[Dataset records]
"""

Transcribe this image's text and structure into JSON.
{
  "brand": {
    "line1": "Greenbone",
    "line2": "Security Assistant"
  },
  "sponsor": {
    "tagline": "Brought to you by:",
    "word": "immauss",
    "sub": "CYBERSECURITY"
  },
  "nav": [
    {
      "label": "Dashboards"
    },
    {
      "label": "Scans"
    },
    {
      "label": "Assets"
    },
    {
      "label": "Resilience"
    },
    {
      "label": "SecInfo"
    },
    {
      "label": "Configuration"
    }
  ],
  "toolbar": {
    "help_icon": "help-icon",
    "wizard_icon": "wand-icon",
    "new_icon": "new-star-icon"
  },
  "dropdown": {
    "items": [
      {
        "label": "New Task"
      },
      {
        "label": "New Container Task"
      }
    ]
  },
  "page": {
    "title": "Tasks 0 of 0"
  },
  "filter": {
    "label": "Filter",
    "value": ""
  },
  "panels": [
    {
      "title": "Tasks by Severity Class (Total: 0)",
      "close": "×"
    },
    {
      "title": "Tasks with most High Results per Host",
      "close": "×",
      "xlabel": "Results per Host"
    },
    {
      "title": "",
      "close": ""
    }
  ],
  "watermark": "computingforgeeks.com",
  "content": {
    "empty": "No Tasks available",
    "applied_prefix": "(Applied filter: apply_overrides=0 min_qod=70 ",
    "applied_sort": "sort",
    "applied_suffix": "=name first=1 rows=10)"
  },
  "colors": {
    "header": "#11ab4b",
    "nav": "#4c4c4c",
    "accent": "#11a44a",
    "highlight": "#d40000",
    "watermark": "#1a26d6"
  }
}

"""
"""

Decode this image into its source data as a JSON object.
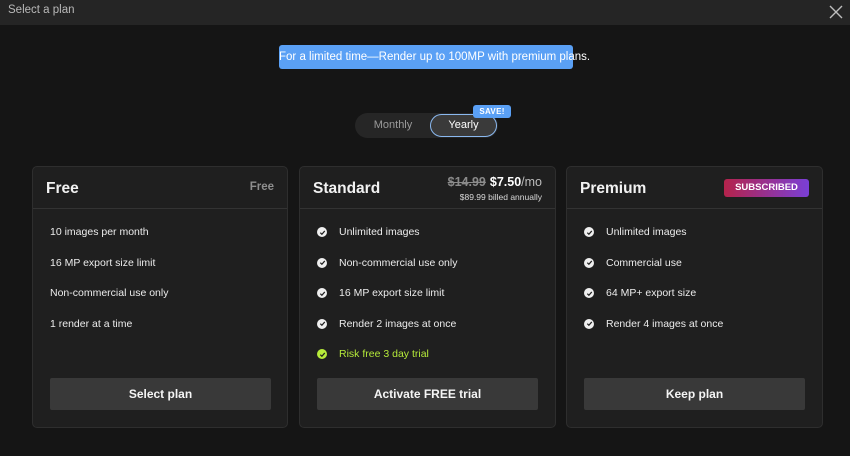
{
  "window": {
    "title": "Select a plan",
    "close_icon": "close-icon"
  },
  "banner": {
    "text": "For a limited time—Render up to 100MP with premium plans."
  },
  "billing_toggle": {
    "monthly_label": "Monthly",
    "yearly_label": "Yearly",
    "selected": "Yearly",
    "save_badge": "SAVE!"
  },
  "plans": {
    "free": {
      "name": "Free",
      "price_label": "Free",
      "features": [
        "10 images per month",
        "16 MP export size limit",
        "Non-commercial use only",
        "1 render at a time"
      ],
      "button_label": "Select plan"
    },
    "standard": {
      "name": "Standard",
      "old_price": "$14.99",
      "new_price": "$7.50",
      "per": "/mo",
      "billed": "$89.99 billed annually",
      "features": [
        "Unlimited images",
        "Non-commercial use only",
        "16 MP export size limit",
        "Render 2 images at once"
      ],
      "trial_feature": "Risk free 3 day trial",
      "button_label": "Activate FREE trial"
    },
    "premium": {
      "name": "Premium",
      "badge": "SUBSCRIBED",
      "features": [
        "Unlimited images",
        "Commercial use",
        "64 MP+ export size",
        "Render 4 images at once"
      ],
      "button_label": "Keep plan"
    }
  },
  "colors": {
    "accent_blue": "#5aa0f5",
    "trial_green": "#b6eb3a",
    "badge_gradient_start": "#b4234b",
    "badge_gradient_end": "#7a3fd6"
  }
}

"""
"""

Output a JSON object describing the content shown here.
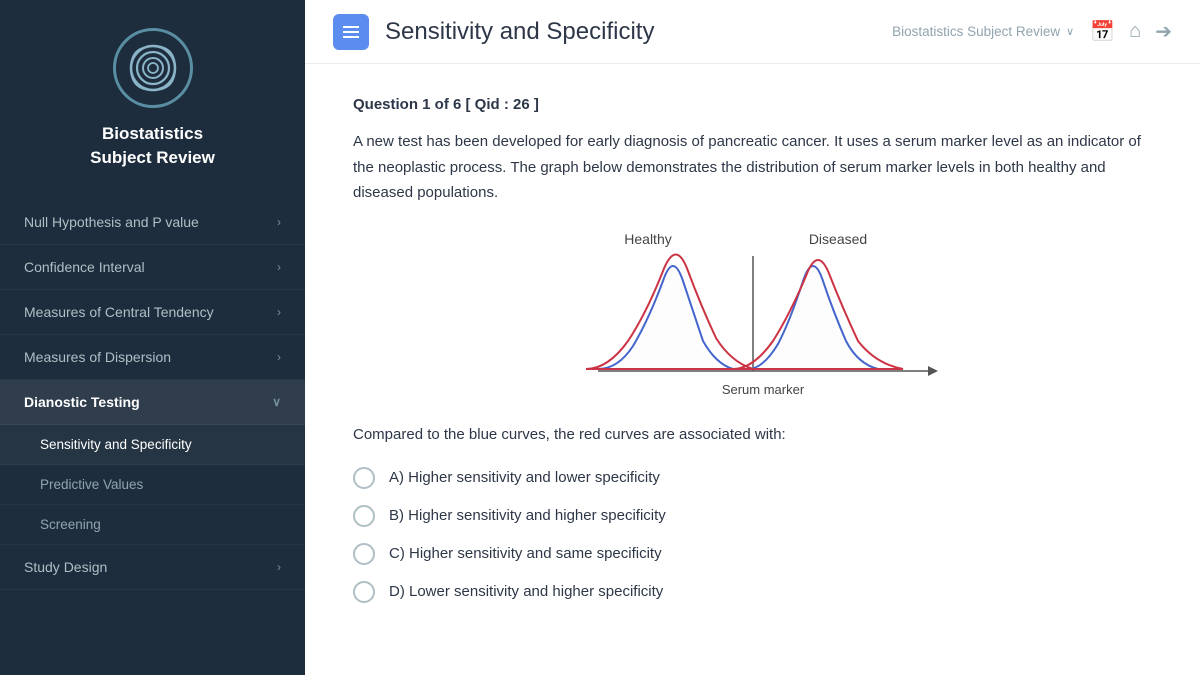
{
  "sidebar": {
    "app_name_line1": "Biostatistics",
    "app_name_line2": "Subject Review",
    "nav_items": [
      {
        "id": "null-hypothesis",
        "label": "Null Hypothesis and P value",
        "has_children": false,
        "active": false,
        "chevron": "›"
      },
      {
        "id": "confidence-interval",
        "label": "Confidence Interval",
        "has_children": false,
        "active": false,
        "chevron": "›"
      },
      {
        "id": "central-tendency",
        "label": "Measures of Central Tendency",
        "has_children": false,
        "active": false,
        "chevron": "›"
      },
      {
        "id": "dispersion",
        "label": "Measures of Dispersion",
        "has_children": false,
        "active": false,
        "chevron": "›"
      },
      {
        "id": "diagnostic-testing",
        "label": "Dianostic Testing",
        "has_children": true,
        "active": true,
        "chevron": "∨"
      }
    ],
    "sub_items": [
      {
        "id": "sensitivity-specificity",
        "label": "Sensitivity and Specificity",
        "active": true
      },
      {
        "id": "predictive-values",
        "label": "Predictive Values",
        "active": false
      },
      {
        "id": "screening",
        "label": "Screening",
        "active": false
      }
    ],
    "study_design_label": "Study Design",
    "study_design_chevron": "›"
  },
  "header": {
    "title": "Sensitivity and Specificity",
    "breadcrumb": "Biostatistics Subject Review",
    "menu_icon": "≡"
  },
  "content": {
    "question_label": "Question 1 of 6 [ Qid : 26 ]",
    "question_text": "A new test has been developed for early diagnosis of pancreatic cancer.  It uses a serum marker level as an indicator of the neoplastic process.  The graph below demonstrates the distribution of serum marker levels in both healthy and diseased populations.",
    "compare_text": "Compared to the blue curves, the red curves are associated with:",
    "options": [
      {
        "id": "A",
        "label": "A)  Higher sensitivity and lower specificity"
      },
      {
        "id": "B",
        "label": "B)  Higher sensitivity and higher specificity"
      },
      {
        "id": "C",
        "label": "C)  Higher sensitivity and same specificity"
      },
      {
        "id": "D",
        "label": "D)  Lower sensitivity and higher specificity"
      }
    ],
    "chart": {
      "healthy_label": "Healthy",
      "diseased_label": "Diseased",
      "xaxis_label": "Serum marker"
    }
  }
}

"""

- Short problem
From the data above, copy each line where the string "Yearly" appears.

- Full response
    "yearly_label": "Yearly",
    "selected": "Yearly",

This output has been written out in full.